= INSTRUCTION =
From the listing below, pull out every line where the string "oqmd" appears.

= INPUT MATERIAL =

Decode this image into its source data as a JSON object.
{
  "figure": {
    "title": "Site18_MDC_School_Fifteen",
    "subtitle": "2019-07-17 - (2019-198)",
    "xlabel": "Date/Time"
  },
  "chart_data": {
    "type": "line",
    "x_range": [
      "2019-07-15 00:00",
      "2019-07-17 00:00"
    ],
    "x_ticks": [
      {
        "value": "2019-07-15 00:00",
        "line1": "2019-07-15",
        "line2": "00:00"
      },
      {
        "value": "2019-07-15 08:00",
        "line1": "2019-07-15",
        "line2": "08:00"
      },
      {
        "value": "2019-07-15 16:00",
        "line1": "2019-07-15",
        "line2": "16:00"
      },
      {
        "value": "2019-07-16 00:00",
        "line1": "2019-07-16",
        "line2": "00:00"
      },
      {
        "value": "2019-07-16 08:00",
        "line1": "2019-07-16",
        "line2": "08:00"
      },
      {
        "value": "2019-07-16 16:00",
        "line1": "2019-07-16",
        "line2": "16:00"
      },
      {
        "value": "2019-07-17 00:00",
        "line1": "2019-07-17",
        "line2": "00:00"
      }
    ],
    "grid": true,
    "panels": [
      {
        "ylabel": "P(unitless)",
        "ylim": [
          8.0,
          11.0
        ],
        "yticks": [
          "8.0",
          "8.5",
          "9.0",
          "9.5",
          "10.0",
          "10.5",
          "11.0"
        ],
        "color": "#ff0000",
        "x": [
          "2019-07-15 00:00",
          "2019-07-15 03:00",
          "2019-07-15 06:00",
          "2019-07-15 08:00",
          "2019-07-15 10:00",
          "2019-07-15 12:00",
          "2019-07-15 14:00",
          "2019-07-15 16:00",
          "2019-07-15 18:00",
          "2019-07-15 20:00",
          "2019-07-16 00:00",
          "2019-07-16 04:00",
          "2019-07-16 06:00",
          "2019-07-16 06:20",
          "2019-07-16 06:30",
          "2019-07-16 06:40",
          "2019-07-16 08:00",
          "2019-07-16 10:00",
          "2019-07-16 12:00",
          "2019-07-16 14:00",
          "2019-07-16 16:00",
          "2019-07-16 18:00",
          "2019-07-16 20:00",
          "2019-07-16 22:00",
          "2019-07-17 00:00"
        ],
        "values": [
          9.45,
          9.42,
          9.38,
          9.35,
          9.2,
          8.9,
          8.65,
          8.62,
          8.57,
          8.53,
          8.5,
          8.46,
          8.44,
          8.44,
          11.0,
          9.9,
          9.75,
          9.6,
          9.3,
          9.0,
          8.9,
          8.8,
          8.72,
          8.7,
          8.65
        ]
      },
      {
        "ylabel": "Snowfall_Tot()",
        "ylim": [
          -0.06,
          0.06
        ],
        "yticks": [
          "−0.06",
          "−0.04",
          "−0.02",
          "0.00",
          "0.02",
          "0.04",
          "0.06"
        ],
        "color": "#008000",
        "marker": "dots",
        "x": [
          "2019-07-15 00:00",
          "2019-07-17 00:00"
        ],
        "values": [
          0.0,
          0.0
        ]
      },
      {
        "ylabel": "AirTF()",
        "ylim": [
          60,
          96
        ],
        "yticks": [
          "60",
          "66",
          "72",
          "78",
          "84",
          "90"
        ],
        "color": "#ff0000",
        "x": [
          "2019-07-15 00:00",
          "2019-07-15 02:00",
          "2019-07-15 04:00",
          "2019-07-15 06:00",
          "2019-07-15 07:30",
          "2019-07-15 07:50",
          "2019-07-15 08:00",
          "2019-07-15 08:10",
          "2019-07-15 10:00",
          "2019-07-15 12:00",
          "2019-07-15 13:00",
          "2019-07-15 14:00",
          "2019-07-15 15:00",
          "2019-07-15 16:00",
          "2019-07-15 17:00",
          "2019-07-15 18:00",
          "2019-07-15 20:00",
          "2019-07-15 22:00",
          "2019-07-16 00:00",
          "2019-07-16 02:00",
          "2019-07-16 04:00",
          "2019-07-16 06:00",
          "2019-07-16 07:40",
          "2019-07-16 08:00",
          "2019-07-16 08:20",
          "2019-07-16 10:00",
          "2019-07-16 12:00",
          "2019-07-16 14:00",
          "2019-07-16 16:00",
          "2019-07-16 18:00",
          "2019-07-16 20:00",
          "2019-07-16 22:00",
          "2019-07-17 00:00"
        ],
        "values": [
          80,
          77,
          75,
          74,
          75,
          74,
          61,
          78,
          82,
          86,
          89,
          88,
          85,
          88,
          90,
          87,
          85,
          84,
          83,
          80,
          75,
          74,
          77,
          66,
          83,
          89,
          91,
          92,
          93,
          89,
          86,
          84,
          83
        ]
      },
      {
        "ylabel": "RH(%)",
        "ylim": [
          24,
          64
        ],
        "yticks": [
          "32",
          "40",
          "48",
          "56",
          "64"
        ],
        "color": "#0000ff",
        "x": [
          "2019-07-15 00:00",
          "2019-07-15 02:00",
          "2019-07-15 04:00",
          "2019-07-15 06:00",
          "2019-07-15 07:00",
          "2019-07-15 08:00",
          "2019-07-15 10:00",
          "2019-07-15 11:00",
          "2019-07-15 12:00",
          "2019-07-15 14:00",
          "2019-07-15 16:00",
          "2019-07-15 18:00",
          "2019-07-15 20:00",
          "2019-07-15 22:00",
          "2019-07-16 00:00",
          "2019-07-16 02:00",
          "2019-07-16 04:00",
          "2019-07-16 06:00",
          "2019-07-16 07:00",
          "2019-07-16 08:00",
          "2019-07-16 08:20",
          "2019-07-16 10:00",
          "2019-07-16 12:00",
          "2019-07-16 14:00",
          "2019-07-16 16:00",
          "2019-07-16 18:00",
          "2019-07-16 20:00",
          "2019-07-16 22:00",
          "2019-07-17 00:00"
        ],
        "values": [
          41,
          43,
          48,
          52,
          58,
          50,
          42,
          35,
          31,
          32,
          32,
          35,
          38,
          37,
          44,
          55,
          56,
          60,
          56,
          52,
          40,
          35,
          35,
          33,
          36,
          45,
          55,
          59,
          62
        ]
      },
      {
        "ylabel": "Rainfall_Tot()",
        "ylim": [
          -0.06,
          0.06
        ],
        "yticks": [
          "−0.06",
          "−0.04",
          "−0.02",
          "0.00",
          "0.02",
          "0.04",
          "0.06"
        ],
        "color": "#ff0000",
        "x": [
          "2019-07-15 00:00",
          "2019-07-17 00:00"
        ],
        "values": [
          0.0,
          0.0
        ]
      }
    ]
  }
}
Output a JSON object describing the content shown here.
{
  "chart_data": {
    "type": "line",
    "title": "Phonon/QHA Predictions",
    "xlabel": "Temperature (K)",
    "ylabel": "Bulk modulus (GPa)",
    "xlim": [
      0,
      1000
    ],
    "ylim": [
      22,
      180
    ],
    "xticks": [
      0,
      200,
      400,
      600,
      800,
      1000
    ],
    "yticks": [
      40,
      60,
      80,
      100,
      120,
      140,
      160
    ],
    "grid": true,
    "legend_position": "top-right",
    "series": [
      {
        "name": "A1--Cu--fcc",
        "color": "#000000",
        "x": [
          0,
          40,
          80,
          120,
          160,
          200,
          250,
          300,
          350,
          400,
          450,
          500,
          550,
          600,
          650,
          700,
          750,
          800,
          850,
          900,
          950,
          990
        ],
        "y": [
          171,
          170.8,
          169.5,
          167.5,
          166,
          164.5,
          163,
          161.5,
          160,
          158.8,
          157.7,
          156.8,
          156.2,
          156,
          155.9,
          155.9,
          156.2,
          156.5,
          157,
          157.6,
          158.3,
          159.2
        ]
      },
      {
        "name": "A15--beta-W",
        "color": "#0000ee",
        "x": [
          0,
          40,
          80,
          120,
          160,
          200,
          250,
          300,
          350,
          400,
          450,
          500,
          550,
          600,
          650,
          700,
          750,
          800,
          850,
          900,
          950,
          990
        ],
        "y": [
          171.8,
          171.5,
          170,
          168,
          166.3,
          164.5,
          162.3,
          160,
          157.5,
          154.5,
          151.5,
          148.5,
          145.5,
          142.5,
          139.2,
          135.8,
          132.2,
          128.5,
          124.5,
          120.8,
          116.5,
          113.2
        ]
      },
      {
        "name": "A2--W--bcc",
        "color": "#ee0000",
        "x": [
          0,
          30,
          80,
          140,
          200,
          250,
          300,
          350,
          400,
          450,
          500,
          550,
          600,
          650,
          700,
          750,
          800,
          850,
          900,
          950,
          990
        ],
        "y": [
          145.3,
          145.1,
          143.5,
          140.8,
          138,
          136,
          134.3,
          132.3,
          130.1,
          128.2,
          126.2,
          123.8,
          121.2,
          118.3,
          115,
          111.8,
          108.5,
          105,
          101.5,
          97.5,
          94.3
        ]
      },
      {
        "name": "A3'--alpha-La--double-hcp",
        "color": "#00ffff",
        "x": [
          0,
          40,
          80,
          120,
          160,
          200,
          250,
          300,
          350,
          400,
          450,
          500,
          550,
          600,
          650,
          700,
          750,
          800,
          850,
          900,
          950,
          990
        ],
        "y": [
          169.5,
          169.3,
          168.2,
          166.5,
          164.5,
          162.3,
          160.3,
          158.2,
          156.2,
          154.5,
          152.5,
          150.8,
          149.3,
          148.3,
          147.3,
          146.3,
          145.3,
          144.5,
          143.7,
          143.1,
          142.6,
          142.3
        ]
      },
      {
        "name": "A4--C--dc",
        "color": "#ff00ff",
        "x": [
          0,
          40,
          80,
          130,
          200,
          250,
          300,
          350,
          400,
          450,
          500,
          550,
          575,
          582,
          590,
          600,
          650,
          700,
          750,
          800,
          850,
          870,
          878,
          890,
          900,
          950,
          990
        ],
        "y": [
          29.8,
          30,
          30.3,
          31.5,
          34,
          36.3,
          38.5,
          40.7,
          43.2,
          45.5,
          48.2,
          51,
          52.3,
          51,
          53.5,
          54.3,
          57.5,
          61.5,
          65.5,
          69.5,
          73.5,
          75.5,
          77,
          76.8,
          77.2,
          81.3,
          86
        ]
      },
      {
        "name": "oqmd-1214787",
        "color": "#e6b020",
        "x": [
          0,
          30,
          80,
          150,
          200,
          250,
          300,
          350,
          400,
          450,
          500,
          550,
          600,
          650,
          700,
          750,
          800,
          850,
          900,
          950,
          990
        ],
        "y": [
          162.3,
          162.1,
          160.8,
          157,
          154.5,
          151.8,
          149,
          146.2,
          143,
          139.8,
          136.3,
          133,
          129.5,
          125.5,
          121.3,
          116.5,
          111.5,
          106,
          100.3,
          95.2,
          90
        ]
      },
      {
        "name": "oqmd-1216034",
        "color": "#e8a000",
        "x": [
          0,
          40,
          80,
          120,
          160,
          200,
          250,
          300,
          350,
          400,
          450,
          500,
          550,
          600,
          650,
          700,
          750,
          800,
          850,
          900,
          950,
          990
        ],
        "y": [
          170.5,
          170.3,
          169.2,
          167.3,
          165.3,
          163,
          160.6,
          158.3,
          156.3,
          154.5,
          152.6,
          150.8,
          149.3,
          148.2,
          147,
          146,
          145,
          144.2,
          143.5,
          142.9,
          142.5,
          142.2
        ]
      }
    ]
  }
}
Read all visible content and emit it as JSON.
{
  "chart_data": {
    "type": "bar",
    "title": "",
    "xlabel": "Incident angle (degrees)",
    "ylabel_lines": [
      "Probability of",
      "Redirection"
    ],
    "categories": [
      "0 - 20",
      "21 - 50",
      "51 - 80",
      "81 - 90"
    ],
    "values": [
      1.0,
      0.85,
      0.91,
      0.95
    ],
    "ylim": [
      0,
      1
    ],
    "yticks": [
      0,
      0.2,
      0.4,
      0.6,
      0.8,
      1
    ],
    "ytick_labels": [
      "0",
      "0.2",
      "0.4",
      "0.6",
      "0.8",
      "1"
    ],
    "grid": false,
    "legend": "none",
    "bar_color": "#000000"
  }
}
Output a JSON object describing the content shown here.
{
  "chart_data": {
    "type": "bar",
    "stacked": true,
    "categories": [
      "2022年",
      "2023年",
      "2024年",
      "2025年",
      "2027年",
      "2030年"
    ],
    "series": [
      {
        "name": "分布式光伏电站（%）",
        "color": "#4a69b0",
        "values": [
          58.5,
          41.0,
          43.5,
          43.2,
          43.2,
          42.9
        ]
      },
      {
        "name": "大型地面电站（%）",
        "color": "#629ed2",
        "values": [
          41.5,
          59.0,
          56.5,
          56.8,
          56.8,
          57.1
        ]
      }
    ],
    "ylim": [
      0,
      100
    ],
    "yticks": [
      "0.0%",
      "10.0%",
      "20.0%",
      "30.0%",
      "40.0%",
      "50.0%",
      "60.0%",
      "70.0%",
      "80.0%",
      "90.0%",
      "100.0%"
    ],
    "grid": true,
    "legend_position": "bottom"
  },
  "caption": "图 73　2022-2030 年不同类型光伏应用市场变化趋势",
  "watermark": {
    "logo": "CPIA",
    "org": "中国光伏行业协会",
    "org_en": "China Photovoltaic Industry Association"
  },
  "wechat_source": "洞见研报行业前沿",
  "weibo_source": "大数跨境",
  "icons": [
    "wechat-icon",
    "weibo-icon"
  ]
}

= THE RESULT =
        "name": "oqmd-1214787",
        "name": "oqmd-1216034",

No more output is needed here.